### The input:
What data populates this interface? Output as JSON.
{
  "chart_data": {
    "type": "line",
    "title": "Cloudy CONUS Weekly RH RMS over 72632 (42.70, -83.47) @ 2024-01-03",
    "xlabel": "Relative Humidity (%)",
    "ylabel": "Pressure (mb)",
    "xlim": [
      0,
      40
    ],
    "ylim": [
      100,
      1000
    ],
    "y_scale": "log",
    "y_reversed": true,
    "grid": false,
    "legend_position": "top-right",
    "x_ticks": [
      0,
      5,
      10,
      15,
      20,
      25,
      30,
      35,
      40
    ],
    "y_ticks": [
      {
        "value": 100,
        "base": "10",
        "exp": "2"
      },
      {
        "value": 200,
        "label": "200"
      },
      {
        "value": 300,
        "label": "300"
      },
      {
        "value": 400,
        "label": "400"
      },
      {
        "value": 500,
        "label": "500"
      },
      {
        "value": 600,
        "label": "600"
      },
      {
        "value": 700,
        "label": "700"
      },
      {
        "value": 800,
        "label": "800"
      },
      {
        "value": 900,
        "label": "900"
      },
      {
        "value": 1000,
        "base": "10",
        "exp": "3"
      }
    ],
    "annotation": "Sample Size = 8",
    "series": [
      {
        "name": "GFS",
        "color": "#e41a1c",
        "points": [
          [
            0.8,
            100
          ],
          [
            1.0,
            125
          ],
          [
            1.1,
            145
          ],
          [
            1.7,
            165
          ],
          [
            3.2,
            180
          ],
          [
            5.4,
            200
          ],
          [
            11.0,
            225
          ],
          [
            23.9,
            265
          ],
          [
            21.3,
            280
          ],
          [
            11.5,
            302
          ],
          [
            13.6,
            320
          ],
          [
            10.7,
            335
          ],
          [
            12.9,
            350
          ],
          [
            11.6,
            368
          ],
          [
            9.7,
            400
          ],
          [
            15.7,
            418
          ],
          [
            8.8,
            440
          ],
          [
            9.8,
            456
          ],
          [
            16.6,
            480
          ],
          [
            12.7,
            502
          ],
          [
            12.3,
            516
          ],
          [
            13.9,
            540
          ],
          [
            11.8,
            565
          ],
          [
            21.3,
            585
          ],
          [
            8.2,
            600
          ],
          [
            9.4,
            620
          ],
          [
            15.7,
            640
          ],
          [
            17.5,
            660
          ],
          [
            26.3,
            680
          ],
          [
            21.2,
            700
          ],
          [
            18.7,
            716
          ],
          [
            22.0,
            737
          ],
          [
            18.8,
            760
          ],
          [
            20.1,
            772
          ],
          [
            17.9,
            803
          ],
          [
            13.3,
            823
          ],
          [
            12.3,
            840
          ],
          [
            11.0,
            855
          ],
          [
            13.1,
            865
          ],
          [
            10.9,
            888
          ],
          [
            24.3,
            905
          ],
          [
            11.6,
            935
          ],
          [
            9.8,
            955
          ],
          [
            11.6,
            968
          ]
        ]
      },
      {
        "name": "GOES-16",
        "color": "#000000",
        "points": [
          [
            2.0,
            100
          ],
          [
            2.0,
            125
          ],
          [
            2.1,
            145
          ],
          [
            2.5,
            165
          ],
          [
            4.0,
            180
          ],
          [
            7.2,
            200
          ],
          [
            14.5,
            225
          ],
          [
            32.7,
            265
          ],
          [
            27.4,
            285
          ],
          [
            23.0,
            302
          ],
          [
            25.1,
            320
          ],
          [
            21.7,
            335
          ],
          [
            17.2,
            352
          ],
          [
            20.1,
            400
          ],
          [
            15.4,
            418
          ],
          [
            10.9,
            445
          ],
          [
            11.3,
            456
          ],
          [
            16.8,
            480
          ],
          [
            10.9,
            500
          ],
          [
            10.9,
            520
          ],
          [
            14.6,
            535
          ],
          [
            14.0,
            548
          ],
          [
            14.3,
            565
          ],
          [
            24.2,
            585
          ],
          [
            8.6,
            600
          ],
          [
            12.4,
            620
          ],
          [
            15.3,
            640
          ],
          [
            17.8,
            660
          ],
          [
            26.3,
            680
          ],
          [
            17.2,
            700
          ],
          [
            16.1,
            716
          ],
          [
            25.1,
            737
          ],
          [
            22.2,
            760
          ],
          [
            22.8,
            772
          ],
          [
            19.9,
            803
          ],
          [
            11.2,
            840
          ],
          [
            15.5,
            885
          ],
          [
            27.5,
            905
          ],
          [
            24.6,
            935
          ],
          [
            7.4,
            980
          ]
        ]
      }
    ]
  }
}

### Problem requirements:
Write out the records shown above, exactly as they appear.

### Expected answer:
What data populates this interface? Output as JSON.
{
  "chart_data": {
    "type": "line",
    "title": "Cloudy CONUS Weekly RH RMS over 72632 (42.70, -83.47) @ 2024-01-03",
    "xlabel": "Relative Humidity (%)",
    "ylabel": "Pressure (mb)",
    "xlim": [
      0,
      40
    ],
    "ylim": [
      100,
      1000
    ],
    "y_scale": "log",
    "y_reversed": true,
    "grid": false,
    "legend_position": "top-right",
    "x_ticks": [
      0,
      5,
      10,
      15,
      20,
      25,
      30,
      35,
      40
    ],
    "y_ticks": [
      {
        "value": 100,
        "base": "10",
        "exp": "2"
      },
      {
        "value": 200,
        "label": "200"
      },
      {
        "value": 300,
        "label": "300"
      },
      {
        "value": 400,
        "label": "400"
      },
      {
        "value": 500,
        "label": "500"
      },
      {
        "value": 600,
        "label": "600"
      },
      {
        "value": 700,
        "label": "700"
      },
      {
        "value": 800,
        "label": "800"
      },
      {
        "value": 900,
        "label": "900"
      },
      {
        "value": 1000,
        "base": "10",
        "exp": "3"
      }
    ],
    "annotation": "Sample Size = 8",
    "series": [
      {
        "name": "GFS",
        "color": "#e41a1c",
        "points": [
          [
            0.8,
            100
          ],
          [
            1.0,
            125
          ],
          [
            1.1,
            145
          ],
          [
            1.7,
            165
          ],
          [
            3.2,
            180
          ],
          [
            5.4,
            200
          ],
          [
            11.0,
            225
          ],
          [
            23.9,
            265
          ],
          [
            21.3,
            280
          ],
          [
            11.5,
            302
          ],
          [
            13.6,
            320
          ],
          [
            10.7,
            335
          ],
          [
            12.9,
            350
          ],
          [
            11.6,
            368
          ],
          [
            9.7,
            400
          ],
          [
            15.7,
            418
          ],
          [
            8.8,
            440
          ],
          [
            9.8,
            456
          ],
          [
            16.6,
            480
          ],
          [
            12.7,
            502
          ],
          [
            12.3,
            516
          ],
          [
            13.9,
            540
          ],
          [
            11.8,
            565
          ],
          [
            21.3,
            585
          ],
          [
            8.2,
            600
          ],
          [
            9.4,
            620
          ],
          [
            15.7,
            640
          ],
          [
            17.5,
            660
          ],
          [
            26.3,
            680
          ],
          [
            21.2,
            700
          ],
          [
            18.7,
            716
          ],
          [
            22.0,
            737
          ],
          [
            18.8,
            760
          ],
          [
            20.1,
            772
          ],
          [
            17.9,
            803
          ],
          [
            13.3,
            823
          ],
          [
            12.3,
            840
          ],
          [
            11.0,
            855
          ],
          [
            13.1,
            865
          ],
          [
            10.9,
            888
          ],
          [
            24.3,
            905
          ],
          [
            11.6,
            935
          ],
          [
            9.8,
            955
          ],
          [
            11.6,
            968
          ]
        ]
      },
      {
        "name": "GOES-16",
        "color": "#000000",
        "points": [
          [
            2.0,
            100
          ],
          [
            2.0,
            125
          ],
          [
            2.1,
            145
          ],
          [
            2.5,
            165
          ],
          [
            4.0,
            180
          ],
          [
            7.2,
            200
          ],
          [
            14.5,
            225
          ],
          [
            32.7,
            265
          ],
          [
            27.4,
            285
          ],
          [
            23.0,
            302
          ],
          [
            25.1,
            320
          ],
          [
            21.7,
            335
          ],
          [
            17.2,
            352
          ],
          [
            20.1,
            400
          ],
          [
            15.4,
            418
          ],
          [
            10.9,
            445
          ],
          [
            11.3,
            456
          ],
          [
            16.8,
            480
          ],
          [
            10.9,
            500
          ],
          [
            10.9,
            520
          ],
          [
            14.6,
            535
          ],
          [
            14.0,
            548
          ],
          [
            14.3,
            565
          ],
          [
            24.2,
            585
          ],
          [
            8.6,
            600
          ],
          [
            12.4,
            620
          ],
          [
            15.3,
            640
          ],
          [
            17.8,
            660
          ],
          [
            26.3,
            680
          ],
          [
            17.2,
            700
          ],
          [
            16.1,
            716
          ],
          [
            25.1,
            737
          ],
          [
            22.2,
            760
          ],
          [
            22.8,
            772
          ],
          [
            19.9,
            803
          ],
          [
            11.2,
            840
          ],
          [
            15.5,
            885
          ],
          [
            27.5,
            905
          ],
          [
            24.6,
            935
          ],
          [
            7.4,
            980
          ]
        ]
      }
    ]
  }
}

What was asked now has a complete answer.